# Exercise prompt
Check every line below for the word "Please" and show those that hold it.
— Start —
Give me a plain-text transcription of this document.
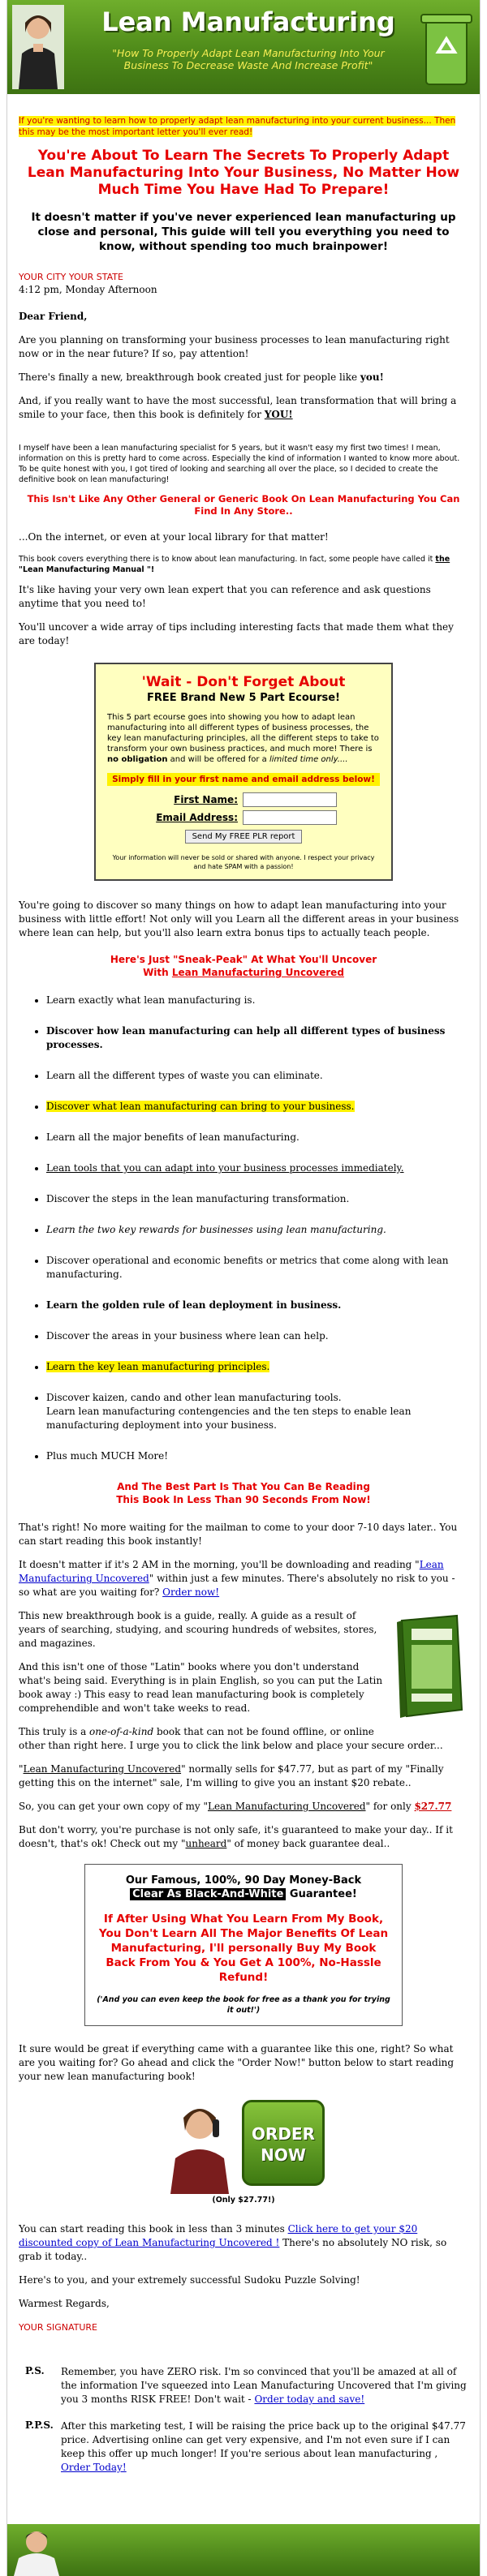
Lean Manufacturing
"How To Properly Adapt Lean Manufacturing Into Your Business To Decrease Waste And Increase Profit"

If you're wanting to learn how to properly adapt lean manufacturing into your current business... Then this may be the most important letter you'll ever read!

You're About To Learn The Secrets To Properly Adapt Lean Manufacturing Into Your Business, No Matter How Much Time You Have Had To Prepare!
It doesn't matter if you've never experienced lean manufacturing up close and personal, This guide will tell you everything you need to know, without spending too much brainpower!

YOUR CITY YOUR STATE

4:12 pm, Monday Afternoon

Dear Friend,

Are you planning on transforming your business processes to lean manufacturing right now or in the near future? If so, pay attention!

There's finally a new, breakthrough book created just for people like you!

And, if you really want to have the most successful, lean transformation that will bring a smile to your face, then this book is definitely for YOU!

I myself have been a lean manufacturing specialist for 5 years, but it wasn't easy my first two times! I mean, information on this is pretty hard to come across. Especially the kind of information I wanted to know more about. To be quite honest with you, I got tired of looking and searching all over the place, so I decided to create the definitive book on lean manufacturing!

This Isn't Like Any Other General or Generic Book On Lean Manufacturing You Can Find In Any Store..

...On the internet, or even at your local library for that matter!

This book covers everything there is to know about lean manufacturing. In fact, some people have called it the "Lean Manufacturing Manual "!

It's like having your very own lean expert that you can reference and ask questions anytime that you need to!

You'll uncover a wide array of tips including interesting facts that made them what they are today!

'Wait - Don't Forget About

FREE Brand New 5 Part Ecourse!

This 5 part ecourse goes into showing you how to adapt lean manufacturing into all different types of business processes, the key lean manufacturing principles, all the different steps to take to transform your own business practices, and much more! There is no obligation and will be offered for a limited time only....

Simply fill in your first name and email address below!

First Name:
Email Address:
Send My FREE PLR report

Your information will never be sold or shared with anyone. I respect your privacy and hate SPAM with a passion!

You're going to discover so many things on how to adapt lean manufacturing into your business with little effort! Not only will you Learn all the different areas in your business where lean can help, but you'll also learn extra bonus tips to actually teach people.

Here's Just "Sneak-Peak" At What You'll Uncover
With Lean Manufacturing Uncovered
• Learn exactly what lean manufacturing is.
• Discover how lean manufacturing can help all different types of business processes.
• Learn all the different types of waste you can eliminate.
• Discover what lean manufacturing can bring to your business.
• Learn all the major benefits of lean manufacturing.
• Lean tools that you can adapt into your business processes immediately.
• Discover the steps in the lean manufacturing transformation.
• Learn the two key rewards for businesses using lean manufacturing.
• Discover operational and economic benefits or metrics that come along with lean manufacturing.
• Learn the golden rule of lean deployment in business.
• Discover the areas in your business where lean can help.
• Learn the key lean manufacturing principles.
• Discover kaizen, cando and other lean manufacturing tools.
Learn lean manufacturing contengencies and the ten steps to enable lean manufacturing deployment into your business.
• Plus much MUCH More!
And The Best Part Is That You Can Be Reading
This Book In Less Than 90 Seconds From Now!

That's right! No more waiting for the mailman to come to your door 7-10 days later.. You can start reading this book instantly!

It doesn't matter if it's 2 AM in the morning, you'll be downloading and reading "Lean Manufacturing Uncovered" within just a few minutes. There's absolutely no risk to you - so what are you waiting for? Order now!

This new breakthrough book is a guide, really. A guide as a result of years of searching, studying, and scouring hundreds of websites, stores, and magazines.

And this isn't one of those "Latin" books where you don't understand what's being said. Everything is in plain English, so you can put the Latin book away :) This easy to read lean manufacturing book is completely comprehendible and won't take weeks to read.

This truly is a one-of-a-kind book that can not be found offline, or online other than right here. I urge you to click the link below and place your secure order...

"Lean Manufacturing Uncovered" normally sells for $47.77, but as part of my "Finally getting this on the internet" sale, I'm willing to give you an instant $20 rebate..

So, you can get your own copy of my "Lean Manufacturing Uncovered" for only $27.77

But don't worry, you're purchase is not only safe, it's guaranteed to make your day.. If it doesn't, that's ok! Check out my "unheard" of money back guarantee deal..

Our Famous, 100%, 90 Day Money-Back

Clear As Black-And-White Guarantee!

If After Using What You Learn From My Book, You Don't Learn All The Major Benefits Of Lean Manufacturing, I'll personally Buy My Book Back From You & You Get A 100%, No-Hassle Refund!

('And you can even keep the book for free as a thank you for trying it out!')

It sure would be great if everything came with a guarantee like this one, right? So what are you waiting for? Go ahead and click the "Order Now!" button below to start reading your new lean manufacturing book!

ORDER NOW

(Only $27.77!)

You can start reading this book in less than 3 minutes Click here to get your $20 discounted copy of Lean Manufacturing Uncovered ! There's no absolutely NO risk, so grab it today..

Here's to you, and your extremely successful Sudoku Puzzle Solving!

Warmest Regards,

YOUR SIGNATURE

P.S.	Remember, you have ZERO risk. I'm so convinced that you'll be amazed at all of the information I've squeezed into Lean Manufacturing Uncovered that I'm giving you 3 months RISK FREE! Don't wait - Order today and save!
P.P.S. After this marketing test, I will be raising the price back up to the original $47.77 price. Advertising online can get very expensive, and I'm not even sure if I can keep this offer up much longer! If you're serious about lean manufacturing , Order Today!
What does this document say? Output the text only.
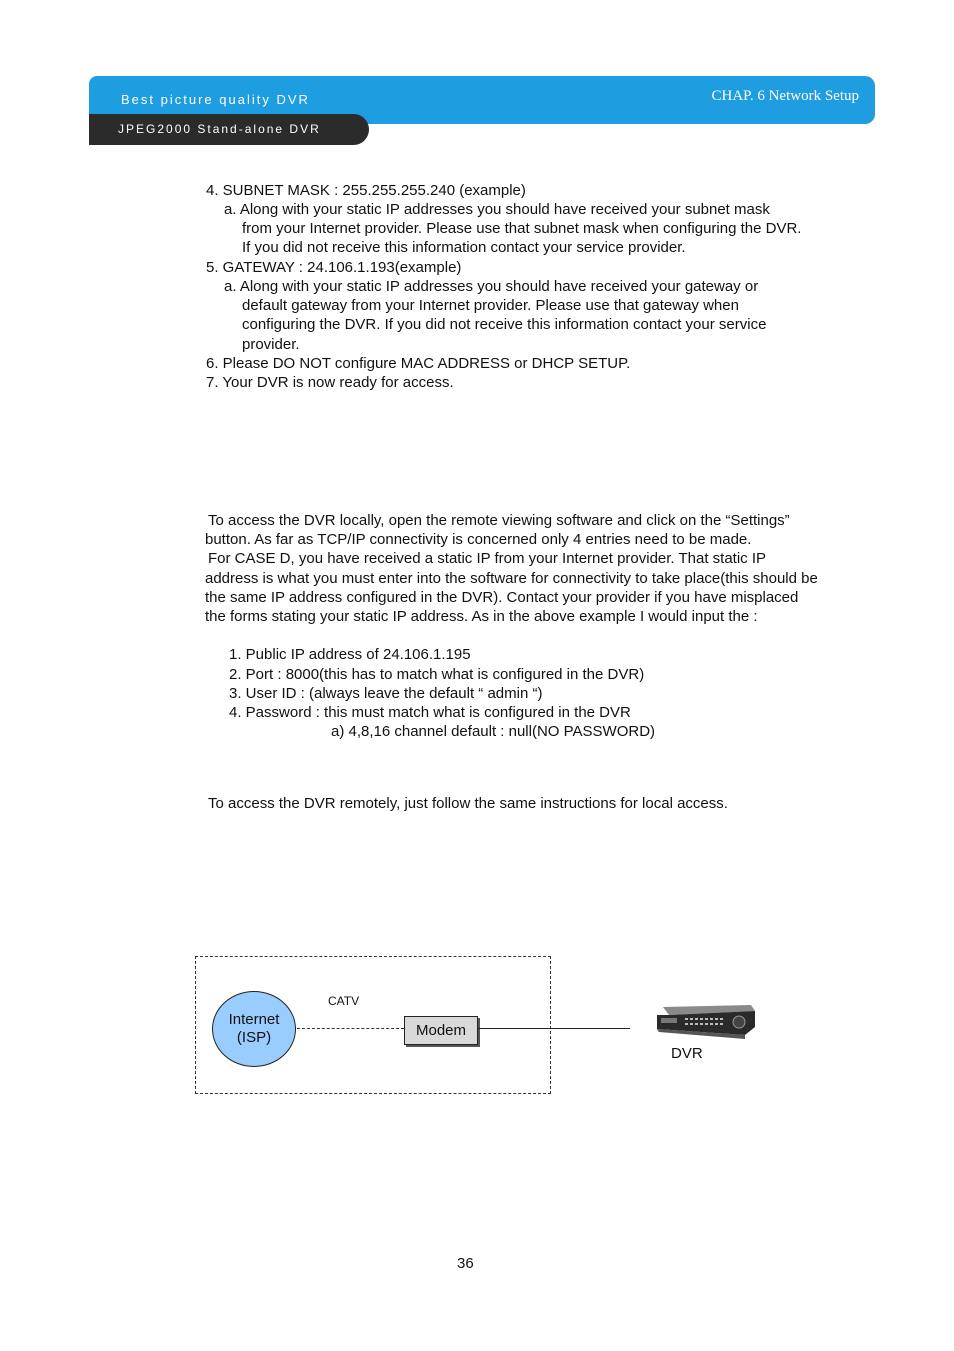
Best picture quality DVR	CHAP. 6 Network Setup
JPEG2000 Stand-alone DVR
4. SUBNET MASK : 255.255.255.240 (example)
a. Along with your static IP addresses you should have received your subnet mask
from your Internet provider. Please use that subnet mask when configuring the DVR.
If you did not receive this information contact your service provider.
5. GATEWAY : 24.106.1.193(example)
a. Along with your static IP addresses you should have received your gateway or
default gateway from your Internet provider. Please use that gateway when
configuring the DVR. If you did not receive this information contact your service
provider.
6. Please DO NOT configure MAC ADDRESS or DHCP SETUP.
7. Your DVR is now ready for access.
To access the DVR locally, open the remote viewing software and click on the “Settings”
button. As far as TCP/IP connectivity is concerned only 4 entries need to be made.
For CASE D, you have received a static IP from your Internet provider. That static IP
address is what you must enter into the software for connectivity to take place(this should be
the same IP address configured in the DVR). Contact your provider if you have misplaced
the forms stating your static IP address. As in the above example I would input the :
1. Public IP address of 24.106.1.195
2. Port : 8000(this has to match what is configured in the DVR)
3. User ID : (always leave the default “ admin “)
4. Password : this must match what is configured in the DVR
a) 4,8,16 channel default : null(NO PASSWORD)
To access the DVR remotely, just follow the same instructions for local access.
Internet
(ISP)
CATV
Modem
DVR
36
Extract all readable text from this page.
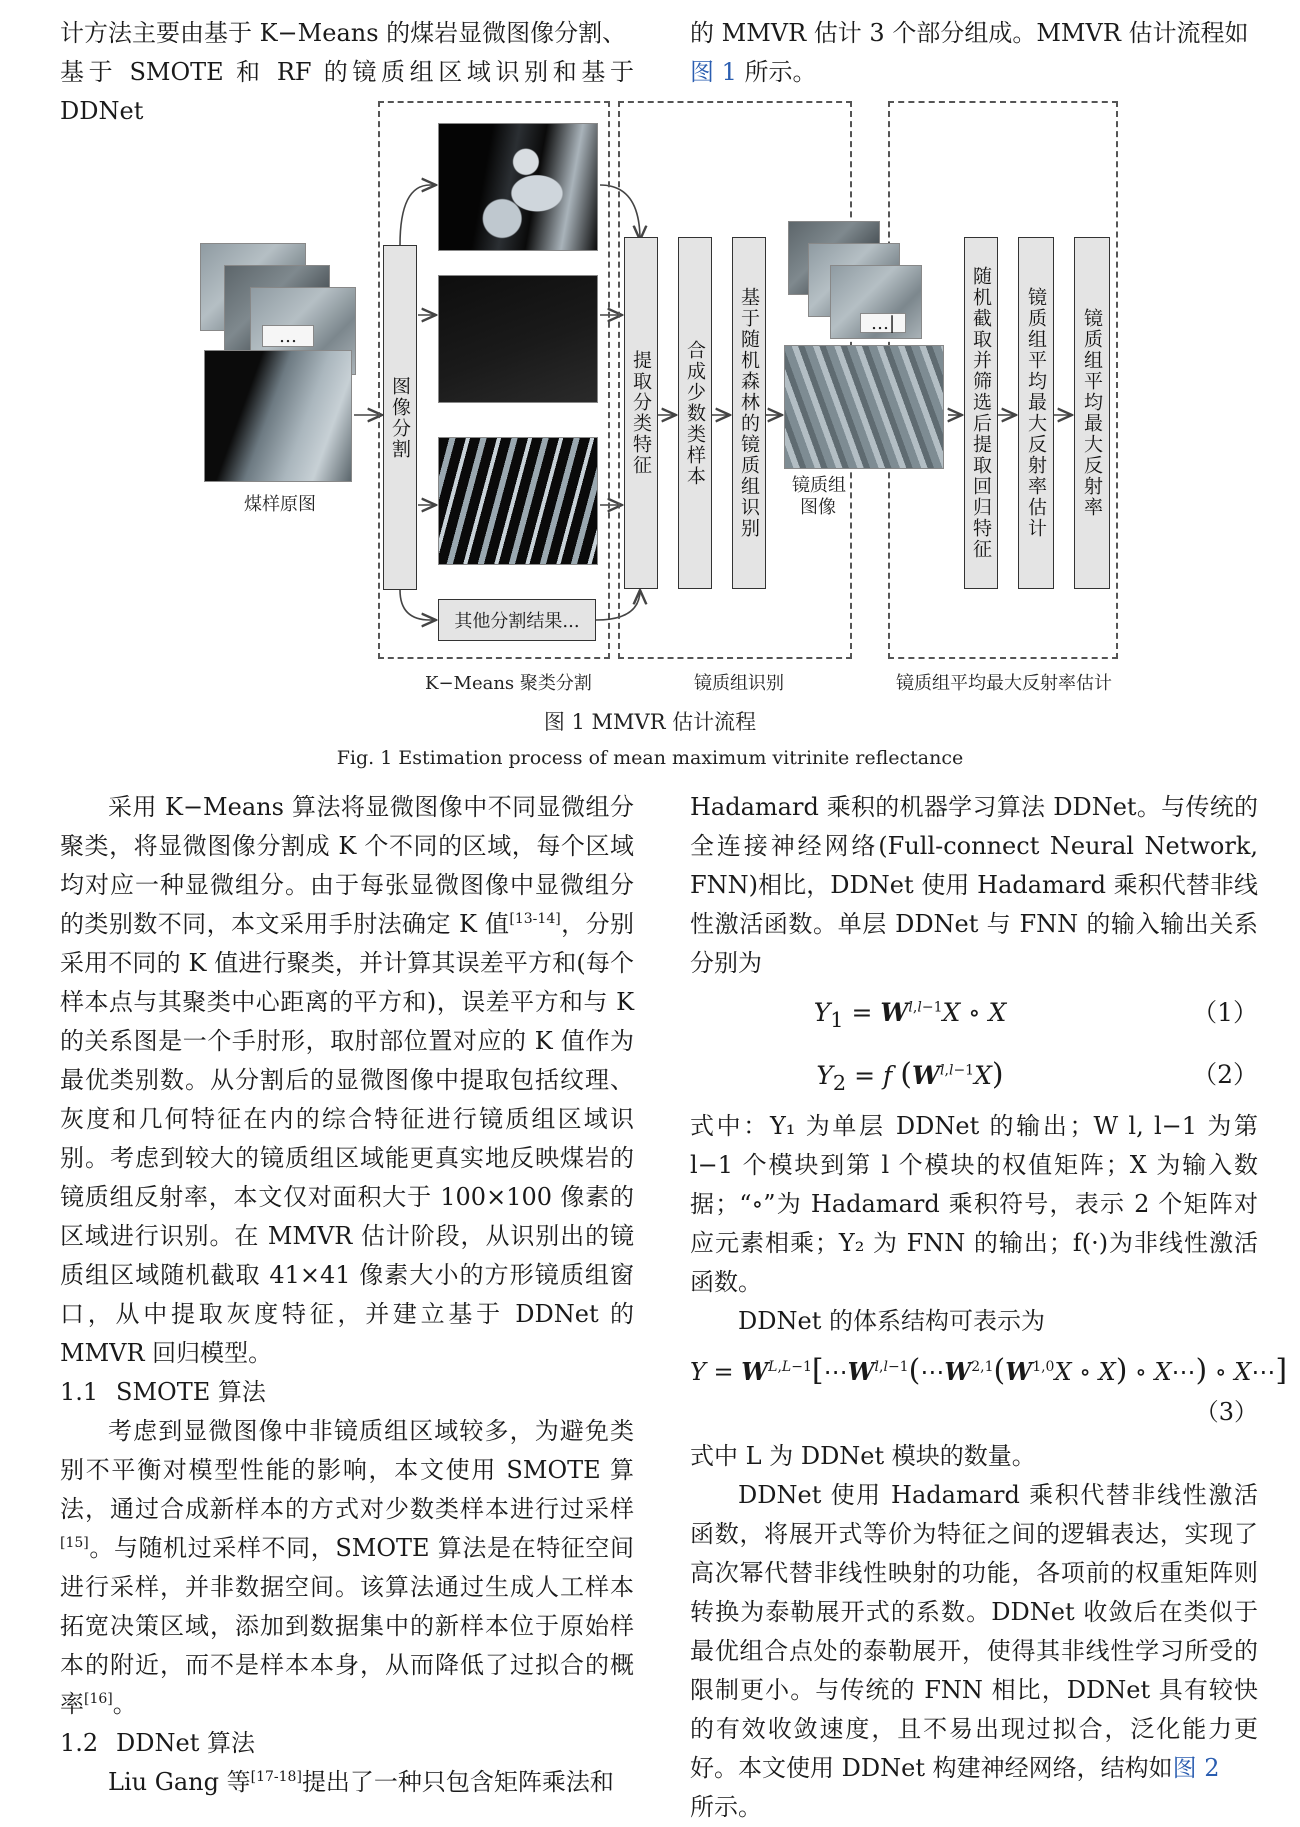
计方法主要由基于 K−Means 的煤岩显微图像分割、

基于 SMOTE 和 RF 的镜质组区域识别和基于 DDNet

的 MMVR 估计 3 个部分组成。MMVR 估计流程如

图 1 所示。

…
煤样原图
图像分割
其他分割结果...
提取分类特征 合成少数类样本 基于随机森林的镜质组识别	…|
镜质组
图像	随机截取并筛选后提取回归特征 镜质组平均最大反射率估计 镜质组平均最大反射率
K−Means 聚类分割	镜质组识别	镜质组平均最大反射率估计
图 1 MMVR 估计流程
Fig. 1 Estimation process of mean maximum vitrinite reflectance

采用 K−Means 算法将显微图像中不同显微组分聚类，将显微图像分割成 K 个不同的区域，每个区域均对应一种显微组分。由于每张显微图像中显微组分的类别数不同，本文采用手肘法确定 K 值[13-14]，分别采用不同的 K 值进行聚类，并计算其误差平方和(每个样本点与其聚类中心距离的平方和)，误差平方和与 K 的关系图是一个手肘形，取肘部位置对应的 K 值作为最优类别数。从分割后的显微图像中提取包括纹理、灰度和几何特征在内的综合特征进行镜质组区域识别。考虑到较大的镜质组区域能更真实地反映煤岩的镜质组反射率，本文仅对面积大于 100×100 像素的区域进行识别。在 MMVR 估计阶段，从识别出的镜质组区域随机截取 41×41 像素大小的方形镜质组窗口，从中提取灰度特征，并建立基于 DDNet 的 MMVR 回归模型。

1.1 SMOTE 算法

考虑到显微图像中非镜质组区域较多，为避免类别不平衡对模型性能的影响，本文使用 SMOTE 算法，通过合成新样本的方式对少数类样本进行过采样[15]。与随机过采样不同，SMOTE 算法是在特征空间进行采样，并非数据空间。该算法通过生成人工样本拓宽决策区域，添加到数据集中的新样本位于原始样本的附近，而不是样本本身，从而降低了过拟合的概率[16]。

1.2 DDNet 算法

Liu Gang 等[17-18]提出了一种只包含矩阵乘法和

Hadamard 乘积的机器学习算法 DDNet。与传统的全连接神经网络(Full-connect Neural Network, FNN)相比，DDNet 使用 Hadamard 乘积代替非线性激活函数。单层 DDNet 与 FNN 的输入输出关系分别为

$Y_1 = W^{l,l-1}X$ ∘ X	（1）
$Y_2 = f$ $(W^{l,l-1}X)$	（2）

式中：Y₁ 为单层 DDNet 的输出；W l, l−1 为第 l−1 个模块到第 l 个模块的权值矩阵；X 为输入数据；“∘”为 Hadamard 乘积符号，表示 2 个矩阵对应元素相乘；Y₂ 为 FNN 的输出；f(·)为非线性激活函数。

DDNet 的体系结构可表示为

$Y = W^{L,L-1}[\cdots W^{l,l-1}(\cdots W^{2,1}(W^{1,0}X$ ∘ X) ∘ X⋯) ∘ X⋯]
（3）

式中 L 为 DDNet 模块的数量。

DDNet 使用 Hadamard 乘积代替非线性激活函数，将展开式等价为特征之间的逻辑表达，实现了高次幂代替非线性映射的功能，各项前的权重矩阵则转换为泰勒展开式的系数。DDNet 收敛后在类似于最优组合点处的泰勒展开，使得其非线性学习所受的限制更小。与传统的 FNN 相比，DDNet 具有较快的有效收敛速度，且不易出现过拟合，泛化能力更好。本文使用 DDNet 构建神经网络，结构如图 2

所示。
— End —
# The output
from your Internet provider. Please use that subnet mask when configuring the DVR.
default gateway from your Internet provider. Please use that gateway when
6. Please DO NOT configure MAC ADDRESS or DHCP SETUP.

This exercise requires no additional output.